* SHORT EXERCISE:
From the entries below, work out the number of lines that hold the word "name", and give that number alone.

(Dataset entries)
════════════════

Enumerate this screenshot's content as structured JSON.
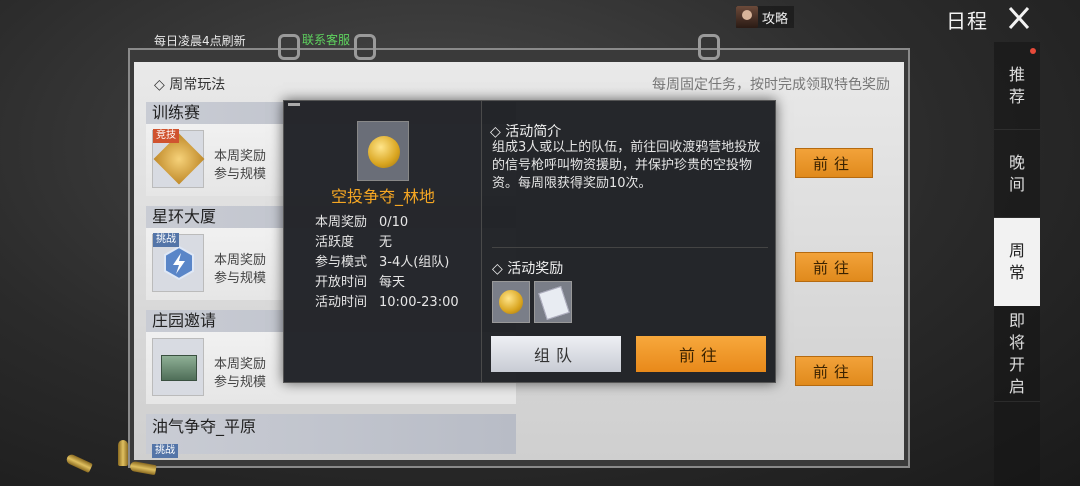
{
  "header": {
    "title": "日程",
    "guide_label": "攻略",
    "close_icon": "close-icon"
  },
  "board": {
    "refresh_note": "每日凌晨4点刷新",
    "support_link": "联系客服",
    "section_title": "◇ 周常玩法",
    "section_note": "每周固定任务，按时完成领取特色奖励"
  },
  "side_tabs": [
    {
      "label": [
        "推",
        "荐"
      ]
    },
    {
      "label": [
        "晚",
        "间"
      ]
    },
    {
      "label": [
        "周",
        "常"
      ]
    },
    {
      "label": [
        "即",
        "将",
        "开",
        "启"
      ]
    }
  ],
  "activities": [
    {
      "name": "训练赛",
      "badge": "竞技",
      "line1": "本周奖励",
      "line2": "参与规模"
    },
    {
      "name": "星环大厦",
      "badge": "挑战",
      "line1": "本周奖励",
      "line2": "参与规模"
    },
    {
      "name": "庄园邀请",
      "badge": "",
      "line1": "本周奖励",
      "line2": "参与规模"
    },
    {
      "name": "油气争夺_平原",
      "badge": "挑战",
      "line1": "",
      "line2": ""
    }
  ],
  "go_label": "前往",
  "popup": {
    "title": "空投争夺_林地",
    "info": [
      {
        "k": "本周奖励",
        "v": "0/10"
      },
      {
        "k": "活跃度",
        "v": "无"
      },
      {
        "k": "参与模式",
        "v": "3-4人(组队)"
      },
      {
        "k": "开放时间",
        "v": "每天"
      },
      {
        "k": "活动时间",
        "v": "10:00-23:00"
      }
    ],
    "desc_head": "◇ 活动简介",
    "desc_text": "组成3人或以上的队伍，前往回收渡鸦营地投放的信号枪呼叫物资援助，并保护珍贵的空投物资。每周限获得奖励10次。",
    "reward_head": "◇ 活动奖励",
    "team_label": "组队",
    "go_label": "前往"
  }
}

════════════════

* EXERCISE RESULT:
4